* **Extracted entries**:
• • • • •
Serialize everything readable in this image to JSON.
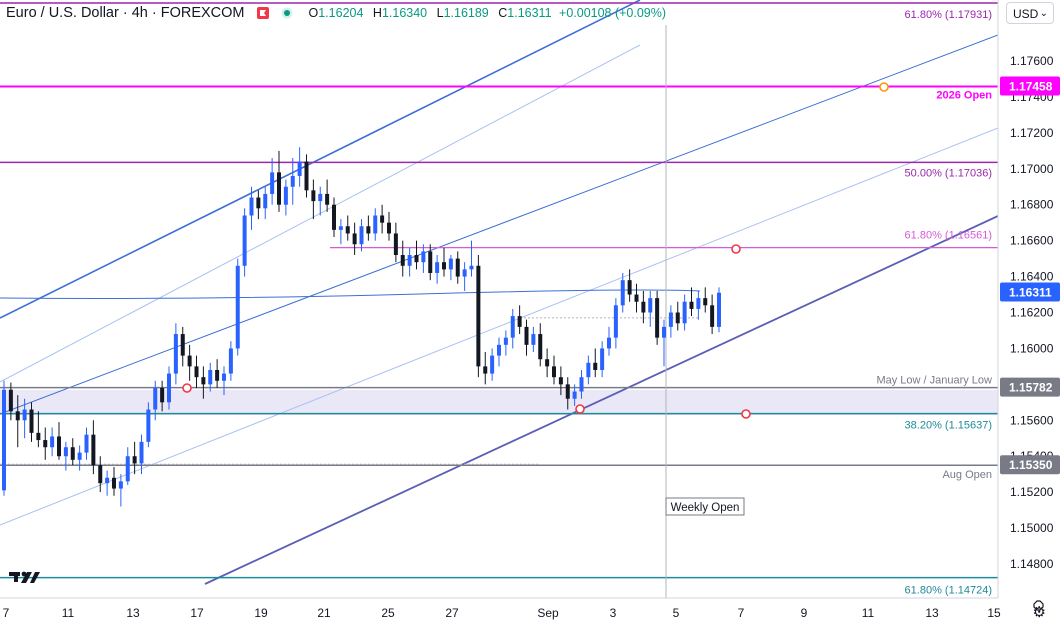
{
  "header": {
    "symbol": "Euro / U.S. Dollar · 4h · FOREXCOM",
    "open_label": "O",
    "open": "1.16204",
    "high_label": "H",
    "high": "1.16340",
    "low_label": "L",
    "low": "1.16189",
    "close_label": "C",
    "close": "1.16311",
    "change": "+0.00108 (+0.09%)",
    "currency": "USD"
  },
  "colors": {
    "up": "#2962ff",
    "down": "#131722",
    "magenta": "#ff00ff",
    "purple": "#9c27b0",
    "teal": "#1f8a9a",
    "gray": "#787b86",
    "fib_pink": "#d65bd6",
    "channel": "#5a5fb5"
  },
  "chart_data": {
    "type": "candlestick",
    "instrument": "EUR/USD",
    "timeframe": "4h",
    "x_axis_ticks": [
      "7",
      "11",
      "13",
      "17",
      "19",
      "21",
      "25",
      "27",
      "Sep",
      "3",
      "5",
      "7",
      "9",
      "11",
      "13",
      "15",
      "17",
      "21"
    ],
    "y_axis_ticks": [
      "1.17600",
      "1.17400",
      "1.17200",
      "1.17000",
      "1.16800",
      "1.16600",
      "1.16400",
      "1.16200",
      "1.16000",
      "1.15600",
      "1.15400",
      "1.15200",
      "1.15000",
      "1.14800"
    ],
    "ylim": [
      1.146,
      1.181
    ],
    "current_price": 1.16311,
    "price_labels": [
      {
        "text": "1.17458",
        "value": 1.17458,
        "bg": "#ff00ff"
      },
      {
        "text": "1.16311",
        "value": 1.16311,
        "bg": "#2962ff"
      },
      {
        "text": "1.15782",
        "value": 1.15782,
        "bg": "#787b86"
      },
      {
        "text": "1.15350",
        "value": 1.1535,
        "bg": "#787b86"
      }
    ],
    "levels": [
      {
        "label": "61.80% (1.17931)",
        "value": 1.17931,
        "color": "#9c27b0"
      },
      {
        "label": "2026 Open",
        "value": 1.17458,
        "color": "#ff00ff"
      },
      {
        "label": "50.00% (1.17036)",
        "value": 1.17036,
        "color": "#9c27b0"
      },
      {
        "label": "61.80% (1.16561)",
        "value": 1.16561,
        "color": "#d65bd6"
      },
      {
        "label": "May Low / January Low",
        "value": 1.15782,
        "color": "#787b86"
      },
      {
        "label": "38.20% (1.15637)",
        "value": 1.15637,
        "color": "#1f8a9a"
      },
      {
        "label": "Aug Open",
        "value": 1.1535,
        "color": "#787b86"
      },
      {
        "label": "61.80% (1.14724)",
        "value": 1.14724,
        "color": "#1f8a9a"
      }
    ],
    "annotations": [
      "Weekly Open"
    ],
    "candles": [
      [
        1.1521,
        1.1582,
        1.1518,
        1.1577
      ],
      [
        1.1577,
        1.1581,
        1.156,
        1.1565
      ],
      [
        1.1565,
        1.1574,
        1.1545,
        1.156
      ],
      [
        1.156,
        1.1572,
        1.155,
        1.1566
      ],
      [
        1.1566,
        1.157,
        1.1548,
        1.1553
      ],
      [
        1.1553,
        1.1565,
        1.1545,
        1.1549
      ],
      [
        1.1549,
        1.1556,
        1.1538,
        1.1545
      ],
      [
        1.1545,
        1.1556,
        1.154,
        1.1551
      ],
      [
        1.1551,
        1.1559,
        1.1538,
        1.154
      ],
      [
        1.154,
        1.1548,
        1.1532,
        1.1545
      ],
      [
        1.1545,
        1.155,
        1.1535,
        1.1538
      ],
      [
        1.1538,
        1.1546,
        1.1532,
        1.1542
      ],
      [
        1.1542,
        1.1556,
        1.1538,
        1.1552
      ],
      [
        1.1552,
        1.156,
        1.153,
        1.1535
      ],
      [
        1.1535,
        1.154,
        1.152,
        1.1525
      ],
      [
        1.1525,
        1.1532,
        1.1518,
        1.1528
      ],
      [
        1.1528,
        1.1534,
        1.1518,
        1.1522
      ],
      [
        1.1522,
        1.153,
        1.1512,
        1.1526
      ],
      [
        1.1526,
        1.1545,
        1.1524,
        1.154
      ],
      [
        1.154,
        1.1548,
        1.153,
        1.1536
      ],
      [
        1.1536,
        1.1552,
        1.153,
        1.1548
      ],
      [
        1.1548,
        1.157,
        1.1545,
        1.1566
      ],
      [
        1.1566,
        1.1582,
        1.156,
        1.1578
      ],
      [
        1.1578,
        1.1582,
        1.1565,
        1.157
      ],
      [
        1.157,
        1.159,
        1.1566,
        1.1586
      ],
      [
        1.1586,
        1.1614,
        1.158,
        1.1608
      ],
      [
        1.1608,
        1.1612,
        1.159,
        1.1596
      ],
      [
        1.1596,
        1.1602,
        1.1582,
        1.159
      ],
      [
        1.159,
        1.1596,
        1.1578,
        1.1584
      ],
      [
        1.1584,
        1.159,
        1.1572,
        1.158
      ],
      [
        1.158,
        1.1592,
        1.1576,
        1.1588
      ],
      [
        1.1588,
        1.1594,
        1.1578,
        1.1582
      ],
      [
        1.1582,
        1.159,
        1.1574,
        1.1586
      ],
      [
        1.1586,
        1.1604,
        1.1582,
        1.16
      ],
      [
        1.16,
        1.165,
        1.1596,
        1.1646
      ],
      [
        1.1646,
        1.1678,
        1.164,
        1.1674
      ],
      [
        1.1674,
        1.169,
        1.1666,
        1.1684
      ],
      [
        1.1684,
        1.1688,
        1.1672,
        1.1678
      ],
      [
        1.1678,
        1.169,
        1.1672,
        1.1686
      ],
      [
        1.1686,
        1.1706,
        1.168,
        1.1698
      ],
      [
        1.1698,
        1.171,
        1.1676,
        1.168
      ],
      [
        1.168,
        1.1694,
        1.1674,
        1.169
      ],
      [
        1.169,
        1.1706,
        1.168,
        1.1696
      ],
      [
        1.1696,
        1.1712,
        1.169,
        1.1704
      ],
      [
        1.1704,
        1.1708,
        1.1684,
        1.1688
      ],
      [
        1.1688,
        1.1694,
        1.1672,
        1.1682
      ],
      [
        1.1682,
        1.169,
        1.1674,
        1.1686
      ],
      [
        1.1686,
        1.1694,
        1.1676,
        1.168
      ],
      [
        1.168,
        1.1684,
        1.1662,
        1.1666
      ],
      [
        1.1666,
        1.1672,
        1.1658,
        1.1668
      ],
      [
        1.1668,
        1.1674,
        1.166,
        1.1664
      ],
      [
        1.1664,
        1.167,
        1.1652,
        1.1658
      ],
      [
        1.1658,
        1.1672,
        1.1654,
        1.1668
      ],
      [
        1.1668,
        1.1674,
        1.166,
        1.1664
      ],
      [
        1.1664,
        1.1678,
        1.166,
        1.1674
      ],
      [
        1.1674,
        1.168,
        1.1664,
        1.167
      ],
      [
        1.167,
        1.1676,
        1.166,
        1.1664
      ],
      [
        1.1664,
        1.167,
        1.1648,
        1.1652
      ],
      [
        1.1652,
        1.166,
        1.164,
        1.1646
      ],
      [
        1.1646,
        1.1656,
        1.164,
        1.1652
      ],
      [
        1.1652,
        1.166,
        1.1644,
        1.1648
      ],
      [
        1.1648,
        1.1658,
        1.1642,
        1.1654
      ],
      [
        1.1654,
        1.1658,
        1.1638,
        1.1642
      ],
      [
        1.1642,
        1.1652,
        1.1636,
        1.1648
      ],
      [
        1.1648,
        1.1656,
        1.164,
        1.1644
      ],
      [
        1.1644,
        1.1652,
        1.1638,
        1.165
      ],
      [
        1.165,
        1.1654,
        1.1636,
        1.164
      ],
      [
        1.164,
        1.1648,
        1.1632,
        1.1644
      ],
      [
        1.1644,
        1.166,
        1.164,
        1.1646
      ],
      [
        1.1646,
        1.1652,
        1.1584,
        1.159
      ],
      [
        1.159,
        1.1598,
        1.158,
        1.1586
      ],
      [
        1.1586,
        1.16,
        1.1582,
        1.1596
      ],
      [
        1.1596,
        1.1606,
        1.159,
        1.1602
      ],
      [
        1.1602,
        1.161,
        1.1596,
        1.1606
      ],
      [
        1.1606,
        1.1622,
        1.16,
        1.1618
      ],
      [
        1.1618,
        1.1624,
        1.1608,
        1.1612
      ],
      [
        1.1612,
        1.1616,
        1.1596,
        1.1602
      ],
      [
        1.1602,
        1.1612,
        1.1598,
        1.1608
      ],
      [
        1.1608,
        1.1614,
        1.159,
        1.1594
      ],
      [
        1.1594,
        1.16,
        1.1584,
        1.159
      ],
      [
        1.159,
        1.1596,
        1.158,
        1.1584
      ],
      [
        1.1584,
        1.159,
        1.1574,
        1.158
      ],
      [
        1.158,
        1.1584,
        1.1566,
        1.1572
      ],
      [
        1.1572,
        1.158,
        1.1568,
        1.1576
      ],
      [
        1.1576,
        1.1588,
        1.1572,
        1.1584
      ],
      [
        1.1584,
        1.1596,
        1.158,
        1.1592
      ],
      [
        1.1592,
        1.16,
        1.1584,
        1.1588
      ],
      [
        1.1588,
        1.1604,
        1.1584,
        1.16
      ],
      [
        1.16,
        1.1612,
        1.1596,
        1.1606
      ],
      [
        1.1606,
        1.1628,
        1.16,
        1.1624
      ],
      [
        1.1624,
        1.1642,
        1.162,
        1.1638
      ],
      [
        1.1638,
        1.1644,
        1.1626,
        1.163
      ],
      [
        1.163,
        1.1636,
        1.162,
        1.1626
      ],
      [
        1.1626,
        1.1632,
        1.1614,
        1.162
      ],
      [
        1.162,
        1.1632,
        1.1612,
        1.1628
      ],
      [
        1.1628,
        1.1632,
        1.1602,
        1.1606
      ],
      [
        1.1606,
        1.1616,
        1.159,
        1.1612
      ],
      [
        1.1612,
        1.1624,
        1.1606,
        1.162
      ],
      [
        1.162,
        1.1626,
        1.161,
        1.1614
      ],
      [
        1.1614,
        1.163,
        1.161,
        1.1626
      ],
      [
        1.1626,
        1.1634,
        1.1618,
        1.1622
      ],
      [
        1.1622,
        1.1632,
        1.1616,
        1.1628
      ],
      [
        1.1628,
        1.1634,
        1.162,
        1.1624
      ],
      [
        1.1624,
        1.163,
        1.1608,
        1.1612
      ],
      [
        1.1612,
        1.1634,
        1.1609,
        1.1631
      ]
    ]
  },
  "watermark": "TV"
}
• • • • •
* **What needs to be done**:
Each line holding "text" must be found and copied.

* **The solution**:
        "text": "1.17458",
        "text": "1.16311",
        "text": "1.15782",
        "text": "1.15350",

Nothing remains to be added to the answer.